(REQUIRED WORK): Make an exact copy of the entries below with the pictures removed.

## Start

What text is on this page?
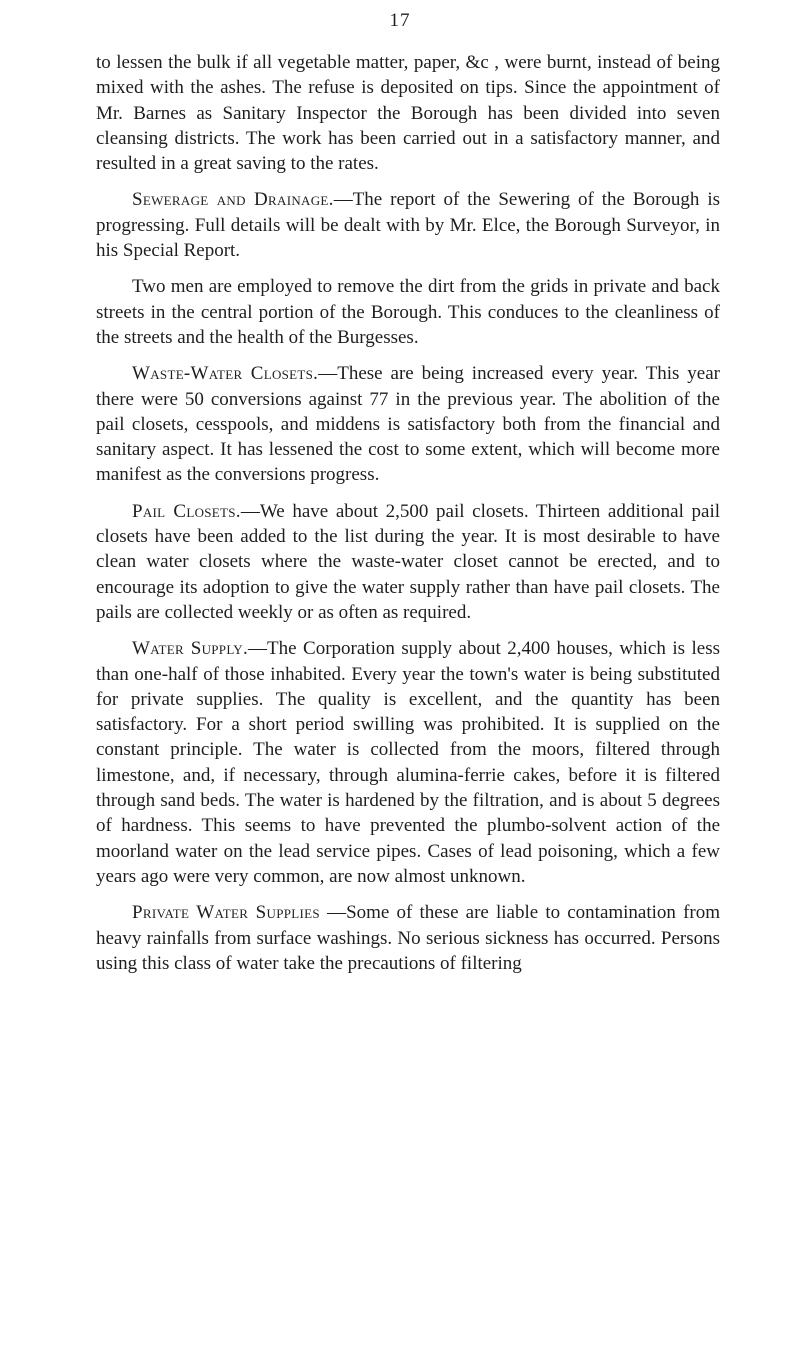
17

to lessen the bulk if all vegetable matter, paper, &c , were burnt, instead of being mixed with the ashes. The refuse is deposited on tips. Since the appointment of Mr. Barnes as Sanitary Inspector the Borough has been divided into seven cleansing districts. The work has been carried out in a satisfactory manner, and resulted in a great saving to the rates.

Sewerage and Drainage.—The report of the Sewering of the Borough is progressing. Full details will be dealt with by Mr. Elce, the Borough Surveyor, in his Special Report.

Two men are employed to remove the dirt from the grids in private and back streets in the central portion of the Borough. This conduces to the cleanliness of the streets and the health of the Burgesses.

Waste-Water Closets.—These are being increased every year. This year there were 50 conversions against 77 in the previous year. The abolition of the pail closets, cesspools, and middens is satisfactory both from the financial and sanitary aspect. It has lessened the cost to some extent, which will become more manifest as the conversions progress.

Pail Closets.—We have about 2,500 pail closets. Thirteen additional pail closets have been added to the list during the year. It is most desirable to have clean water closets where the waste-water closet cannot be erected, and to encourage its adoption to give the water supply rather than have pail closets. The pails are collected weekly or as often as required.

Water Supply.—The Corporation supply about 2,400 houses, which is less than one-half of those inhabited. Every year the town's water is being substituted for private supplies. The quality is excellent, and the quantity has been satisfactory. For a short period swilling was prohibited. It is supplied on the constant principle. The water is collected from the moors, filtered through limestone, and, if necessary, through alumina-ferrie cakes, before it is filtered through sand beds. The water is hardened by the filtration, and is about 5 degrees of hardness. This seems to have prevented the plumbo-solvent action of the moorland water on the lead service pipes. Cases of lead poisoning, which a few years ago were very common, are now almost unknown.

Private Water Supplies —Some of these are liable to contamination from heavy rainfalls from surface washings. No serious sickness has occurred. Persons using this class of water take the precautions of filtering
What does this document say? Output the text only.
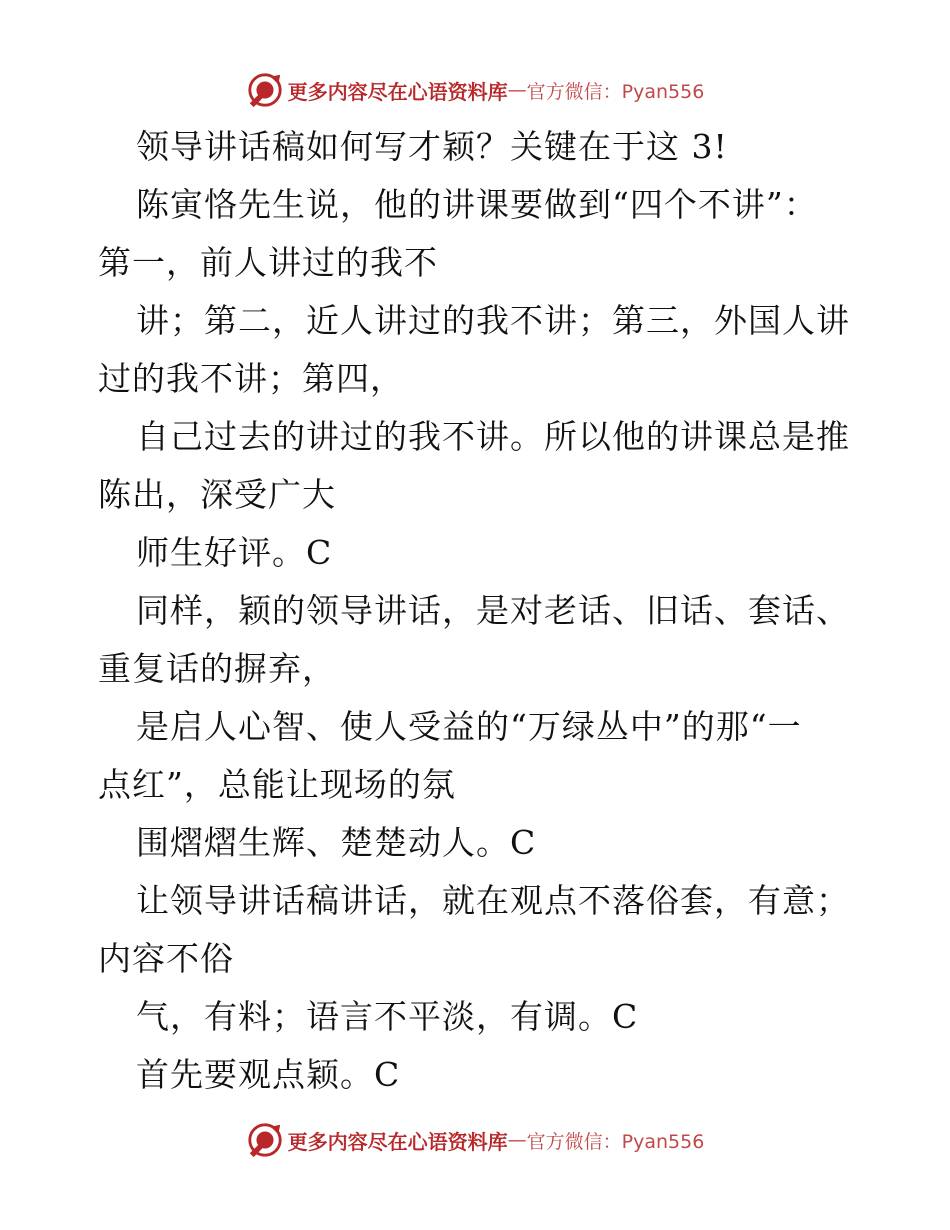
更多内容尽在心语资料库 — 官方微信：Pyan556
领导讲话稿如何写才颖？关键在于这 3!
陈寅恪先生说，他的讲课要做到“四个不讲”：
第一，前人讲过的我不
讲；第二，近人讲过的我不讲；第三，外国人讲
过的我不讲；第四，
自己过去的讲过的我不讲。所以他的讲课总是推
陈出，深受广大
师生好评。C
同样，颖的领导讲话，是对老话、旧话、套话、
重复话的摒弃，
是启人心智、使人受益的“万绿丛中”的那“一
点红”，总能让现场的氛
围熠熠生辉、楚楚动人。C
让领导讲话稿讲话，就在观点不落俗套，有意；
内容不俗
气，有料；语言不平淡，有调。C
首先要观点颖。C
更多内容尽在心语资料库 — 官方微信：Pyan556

## End

(RESULT OF THIS TASK):
What text is on this page?
17

to lessen the bulk if all vegetable matter, paper, &c , were burnt, instead of being mixed with the ashes. The refuse is deposited on tips. Since the appointment of Mr. Barnes as Sanitary Inspector the Borough has been divided into seven cleansing districts. The work has been carried out in a satisfactory manner, and resulted in a great saving to the rates.

Sewerage and Drainage.—The report of the Sewering of the Borough is progressing. Full details will be dealt with by Mr. Elce, the Borough Surveyor, in his Special Report.

Two men are employed to remove the dirt from the grids in private and back streets in the central portion of the Borough. This conduces to the cleanliness of the streets and the health of the Burgesses.

Waste-Water Closets.—These are being increased every year. This year there were 50 conversions against 77 in the previous year. The abolition of the pail closets, cesspools, and middens is satisfactory both from the financial and sanitary aspect. It has lessened the cost to some extent, which will become more manifest as the conversions progress.

Pail Closets.—We have about 2,500 pail closets. Thirteen additional pail closets have been added to the list during the year. It is most desirable to have clean water closets where the waste-water closet cannot be erected, and to encourage its adoption to give the water supply rather than have pail closets. The pails are collected weekly or as often as required.

Water Supply.—The Corporation supply about 2,400 houses, which is less than one-half of those inhabited. Every year the town's water is being substituted for private supplies. The quality is excellent, and the quantity has been satisfactory. For a short period swilling was prohibited. It is supplied on the constant principle. The water is collected from the moors, filtered through limestone, and, if necessary, through alumina-ferrie cakes, before it is filtered through sand beds. The water is hardened by the filtration, and is about 5 degrees of hardness. This seems to have prevented the plumbo-solvent action of the moorland water on the lead service pipes. Cases of lead poisoning, which a few years ago were very common, are now almost unknown.

Private Water Supplies —Some of these are liable to contamination from heavy rainfalls from surface washings. No serious sickness has occurred. Persons using this class of water take the precautions of filtering
What does this document say? Output the text only.
更多内容尽在心语资料库 — 官方微信：Pyan556
领导讲话稿如何写才颖？关键在于这 3!
陈寅恪先生说，他的讲课要做到“四个不讲”：
第一，前人讲过的我不
讲；第二，近人讲过的我不讲；第三，外国人讲
过的我不讲；第四，
自己过去的讲过的我不讲。所以他的讲课总是推
陈出，深受广大
师生好评。C
同样，颖的领导讲话，是对老话、旧话、套话、
重复话的摒弃，
是启人心智、使人受益的“万绿丛中”的那“一
点红”，总能让现场的氛
围熠熠生辉、楚楚动人。C
让领导讲话稿讲话，就在观点不落俗套，有意；
内容不俗
气，有料；语言不平淡，有调。C
首先要观点颖。C
更多内容尽在心语资料库 — 官方微信：Pyan556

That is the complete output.